Stored records
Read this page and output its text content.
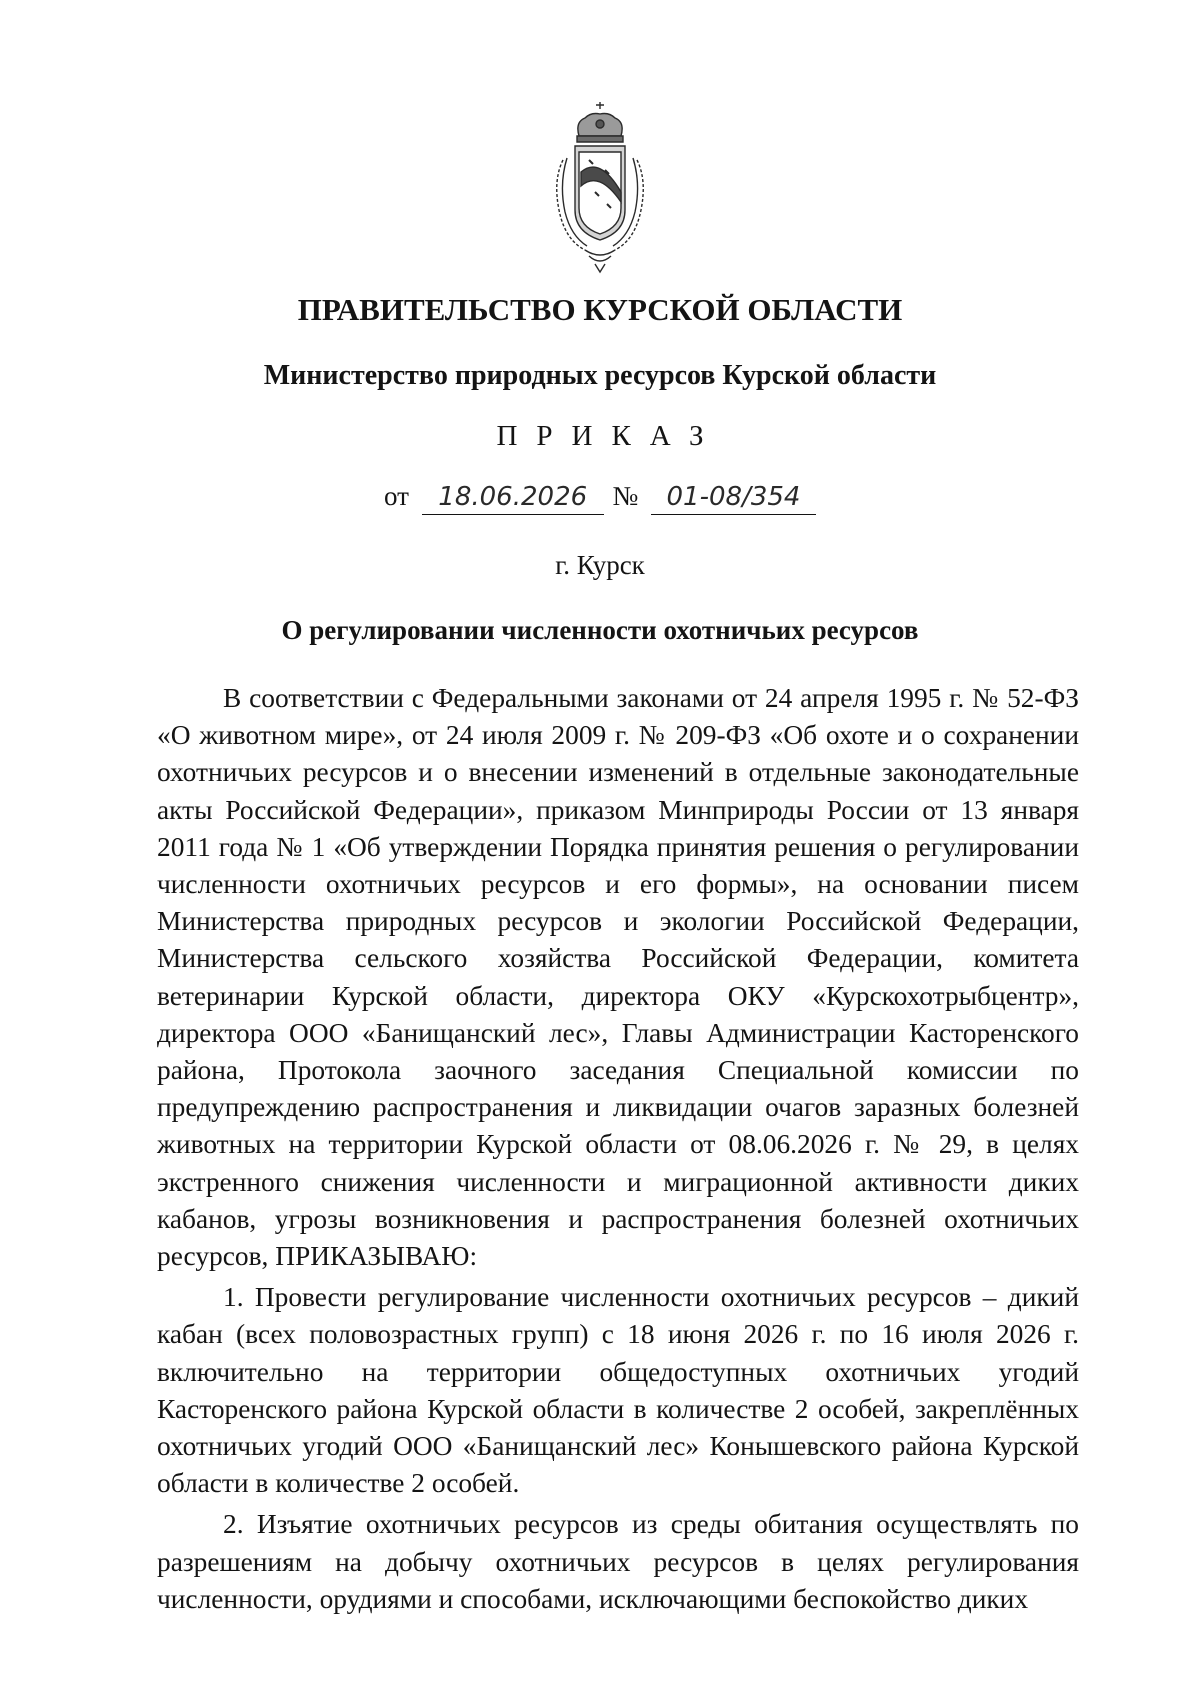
ПРАВИТЕЛЬСТВО КУРСКОЙ ОБЛАСТИ
Министерство природных ресурсов Курской области
ПРИКАЗ
от 18.06.2026 № 01-08/354
г. Курск
О регулировании численности охотничьих ресурсов

В соответствии с Федеральными законами от 24 апреля 1995 г. № 52-ФЗ «О животном мире», от 24 июля 2009 г. № 209-ФЗ «Об охоте и о сохранении охотничьих ресурсов и о внесении изменений в отдельные законодательные акты Российской Федерации», приказом Минприроды России от 13 января 2011 года № 1 «Об утверждении Порядка принятия решения о регулировании численности охотничьих ресурсов и его формы», на основании писем Министерства природных ресурсов и экологии Российской Федерации, Министерства сельского хозяйства Российской Федерации, комитета ветеринарии Курской области, директора ОКУ «Курскохотрыбцентр», директора ООО «Банищанский лес», Главы Администрации Касторенского района, Протокола заочного заседания Специальной комиссии по предупреждению распространения и ликвидации очагов заразных болезней животных на территории Курской области от 08.06.2026 г. № 29, в целях экстренного снижения численности и миграционной активности диких кабанов, угрозы возникновения и распространения болезней охотничьих ресурсов, ПРИКАЗЫВАЮ:

1. Провести регулирование численности охотничьих ресурсов – дикий кабан (всех половозрастных групп) с 18 июня 2026 г. по 16 июля 2026 г. включительно на территории общедоступных охотничьих угодий Касторенского района Курской области в количестве 2 особей, закреплённых охотничьих угодий ООО «Банищанский лес» Конышевского района Курской области в количестве 2 особей.

2. Изъятие охотничьих ресурсов из среды обитания осуществлять по разрешениям на добычу охотничьих ресурсов в целях регулирования численности, орудиями и способами, исключающими беспокойство диких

Your objective: Quote in full the listing given above; the images are to be left out.

Answer to this problem:
Read this page and output its text content.
ПРАВИТЕЛЬСТВО КУРСКОЙ ОБЛАСТИ
Министерство природных ресурсов Курской области
ПРИКАЗ
от 18.06.2026 № 01-08/354
г. Курск
О регулировании численности охотничьих ресурсов

В соответствии с Федеральными законами от 24 апреля 1995 г. № 52-ФЗ «О животном мире», от 24 июля 2009 г. № 209-ФЗ «Об охоте и о сохранении охотничьих ресурсов и о внесении изменений в отдельные законодательные акты Российской Федерации», приказом Минприроды России от 13 января 2011 года № 1 «Об утверждении Порядка принятия решения о регулировании численности охотничьих ресурсов и его формы», на основании писем Министерства природных ресурсов и экологии Российской Федерации, Министерства сельского хозяйства Российской Федерации, комитета ветеринарии Курской области, директора ОКУ «Курскохотрыбцентр», директора ООО «Банищанский лес», Главы Администрации Касторенского района, Протокола заочного заседания Специальной комиссии по предупреждению распространения и ликвидации очагов заразных болезней животных на территории Курской области от 08.06.2026 г. № 29, в целях экстренного снижения численности и миграционной активности диких кабанов, угрозы возникновения и распространения болезней охотничьих ресурсов, ПРИКАЗЫВАЮ:

1. Провести регулирование численности охотничьих ресурсов – дикий кабан (всех половозрастных групп) с 18 июня 2026 г. по 16 июля 2026 г. включительно на территории общедоступных охотничьих угодий Касторенского района Курской области в количестве 2 особей, закреплённых охотничьих угодий ООО «Банищанский лес» Конышевского района Курской области в количестве 2 особей.

2. Изъятие охотничьих ресурсов из среды обитания осуществлять по разрешениям на добычу охотничьих ресурсов в целях регулирования численности, орудиями и способами, исключающими беспокойство диких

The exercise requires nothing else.